Pull each line holding the word "Available" from the data.

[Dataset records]
--- start ---

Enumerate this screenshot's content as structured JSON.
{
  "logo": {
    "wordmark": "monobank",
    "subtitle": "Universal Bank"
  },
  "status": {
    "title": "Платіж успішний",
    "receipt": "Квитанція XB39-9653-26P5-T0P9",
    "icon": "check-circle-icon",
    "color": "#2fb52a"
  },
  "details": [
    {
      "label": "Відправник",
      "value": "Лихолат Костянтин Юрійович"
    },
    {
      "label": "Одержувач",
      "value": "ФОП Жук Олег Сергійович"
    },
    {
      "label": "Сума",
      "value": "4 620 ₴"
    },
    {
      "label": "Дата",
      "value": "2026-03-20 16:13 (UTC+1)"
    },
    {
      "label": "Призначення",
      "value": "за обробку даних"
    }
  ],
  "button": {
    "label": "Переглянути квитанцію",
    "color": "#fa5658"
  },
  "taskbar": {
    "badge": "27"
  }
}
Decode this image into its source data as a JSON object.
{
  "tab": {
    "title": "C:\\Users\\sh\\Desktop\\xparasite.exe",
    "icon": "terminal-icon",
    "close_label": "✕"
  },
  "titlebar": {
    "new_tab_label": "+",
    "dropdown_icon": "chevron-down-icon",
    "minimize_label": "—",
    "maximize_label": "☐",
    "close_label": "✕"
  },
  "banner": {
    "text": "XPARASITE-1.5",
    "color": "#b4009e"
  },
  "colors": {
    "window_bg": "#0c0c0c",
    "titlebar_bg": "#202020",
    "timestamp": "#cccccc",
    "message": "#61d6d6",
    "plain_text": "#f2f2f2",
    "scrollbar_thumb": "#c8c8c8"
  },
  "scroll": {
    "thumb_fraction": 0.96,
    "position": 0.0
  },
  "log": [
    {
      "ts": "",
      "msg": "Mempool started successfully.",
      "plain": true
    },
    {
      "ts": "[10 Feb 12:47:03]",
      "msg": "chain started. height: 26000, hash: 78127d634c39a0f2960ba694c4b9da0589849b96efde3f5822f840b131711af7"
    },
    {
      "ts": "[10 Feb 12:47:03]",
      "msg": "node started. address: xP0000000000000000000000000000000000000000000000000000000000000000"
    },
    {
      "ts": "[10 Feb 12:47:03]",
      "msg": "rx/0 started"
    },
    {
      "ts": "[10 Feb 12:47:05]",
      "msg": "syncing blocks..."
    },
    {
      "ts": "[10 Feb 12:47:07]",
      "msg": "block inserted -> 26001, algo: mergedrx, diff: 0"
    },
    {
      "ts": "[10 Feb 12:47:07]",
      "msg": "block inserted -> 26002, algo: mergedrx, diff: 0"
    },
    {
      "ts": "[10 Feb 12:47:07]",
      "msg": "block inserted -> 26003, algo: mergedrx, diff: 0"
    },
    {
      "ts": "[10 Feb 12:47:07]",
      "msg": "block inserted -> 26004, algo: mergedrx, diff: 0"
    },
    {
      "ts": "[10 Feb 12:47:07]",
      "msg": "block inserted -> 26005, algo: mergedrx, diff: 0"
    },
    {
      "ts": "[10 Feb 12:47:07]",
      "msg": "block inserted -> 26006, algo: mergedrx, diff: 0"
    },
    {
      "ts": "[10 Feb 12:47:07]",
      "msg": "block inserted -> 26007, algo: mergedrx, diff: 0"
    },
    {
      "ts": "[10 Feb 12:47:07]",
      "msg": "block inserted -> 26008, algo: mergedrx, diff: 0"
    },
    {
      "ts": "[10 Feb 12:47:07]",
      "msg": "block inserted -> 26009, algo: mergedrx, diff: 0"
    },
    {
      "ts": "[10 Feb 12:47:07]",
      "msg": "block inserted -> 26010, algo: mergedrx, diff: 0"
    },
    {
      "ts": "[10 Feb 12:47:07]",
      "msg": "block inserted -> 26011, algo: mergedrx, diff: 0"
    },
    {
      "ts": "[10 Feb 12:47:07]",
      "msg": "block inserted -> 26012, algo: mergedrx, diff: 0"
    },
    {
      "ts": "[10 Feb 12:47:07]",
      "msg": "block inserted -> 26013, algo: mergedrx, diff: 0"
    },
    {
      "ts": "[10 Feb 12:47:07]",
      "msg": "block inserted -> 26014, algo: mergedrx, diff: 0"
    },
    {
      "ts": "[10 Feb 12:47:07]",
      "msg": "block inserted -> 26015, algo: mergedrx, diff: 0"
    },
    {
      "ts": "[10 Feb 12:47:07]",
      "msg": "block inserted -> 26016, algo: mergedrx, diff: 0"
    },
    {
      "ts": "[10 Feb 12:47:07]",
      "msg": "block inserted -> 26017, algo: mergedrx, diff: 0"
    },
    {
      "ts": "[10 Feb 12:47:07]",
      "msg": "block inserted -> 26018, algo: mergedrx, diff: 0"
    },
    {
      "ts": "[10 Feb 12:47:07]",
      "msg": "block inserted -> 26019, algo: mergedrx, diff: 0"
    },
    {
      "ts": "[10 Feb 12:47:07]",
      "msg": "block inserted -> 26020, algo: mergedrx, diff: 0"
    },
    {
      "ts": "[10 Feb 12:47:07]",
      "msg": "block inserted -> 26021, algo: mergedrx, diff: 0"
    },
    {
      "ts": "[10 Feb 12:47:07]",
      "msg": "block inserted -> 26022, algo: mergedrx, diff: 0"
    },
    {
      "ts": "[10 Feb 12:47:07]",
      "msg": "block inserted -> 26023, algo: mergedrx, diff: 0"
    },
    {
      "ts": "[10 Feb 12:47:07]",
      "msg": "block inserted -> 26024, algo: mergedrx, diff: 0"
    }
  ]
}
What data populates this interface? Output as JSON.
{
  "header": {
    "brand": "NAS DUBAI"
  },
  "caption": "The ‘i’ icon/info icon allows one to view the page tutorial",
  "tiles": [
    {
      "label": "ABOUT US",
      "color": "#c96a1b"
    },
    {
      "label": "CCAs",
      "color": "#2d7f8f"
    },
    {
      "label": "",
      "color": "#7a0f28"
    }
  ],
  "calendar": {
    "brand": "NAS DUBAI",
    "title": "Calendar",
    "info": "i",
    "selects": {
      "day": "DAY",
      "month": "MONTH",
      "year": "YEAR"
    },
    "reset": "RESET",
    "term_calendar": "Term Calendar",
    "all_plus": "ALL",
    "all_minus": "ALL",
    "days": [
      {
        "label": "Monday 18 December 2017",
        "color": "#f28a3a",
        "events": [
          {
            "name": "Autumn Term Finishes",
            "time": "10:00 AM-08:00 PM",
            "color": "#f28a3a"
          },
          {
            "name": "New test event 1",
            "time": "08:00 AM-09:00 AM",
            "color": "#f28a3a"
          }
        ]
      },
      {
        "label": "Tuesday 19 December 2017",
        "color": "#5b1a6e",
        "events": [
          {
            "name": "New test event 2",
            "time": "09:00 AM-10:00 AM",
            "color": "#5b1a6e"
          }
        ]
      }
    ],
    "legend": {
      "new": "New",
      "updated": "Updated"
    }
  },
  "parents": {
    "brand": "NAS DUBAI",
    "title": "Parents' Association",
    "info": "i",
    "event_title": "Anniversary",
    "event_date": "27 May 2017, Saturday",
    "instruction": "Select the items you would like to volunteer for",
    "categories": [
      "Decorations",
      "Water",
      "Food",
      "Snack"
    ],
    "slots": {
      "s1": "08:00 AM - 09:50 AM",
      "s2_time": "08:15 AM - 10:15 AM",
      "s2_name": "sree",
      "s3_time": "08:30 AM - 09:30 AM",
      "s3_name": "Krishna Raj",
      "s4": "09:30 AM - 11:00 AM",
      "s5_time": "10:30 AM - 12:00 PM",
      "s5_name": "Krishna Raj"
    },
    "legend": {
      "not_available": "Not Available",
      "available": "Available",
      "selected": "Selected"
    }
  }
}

--- end ---

**Response to the task**
      "not_available": "Not Available",
      "available": "Available",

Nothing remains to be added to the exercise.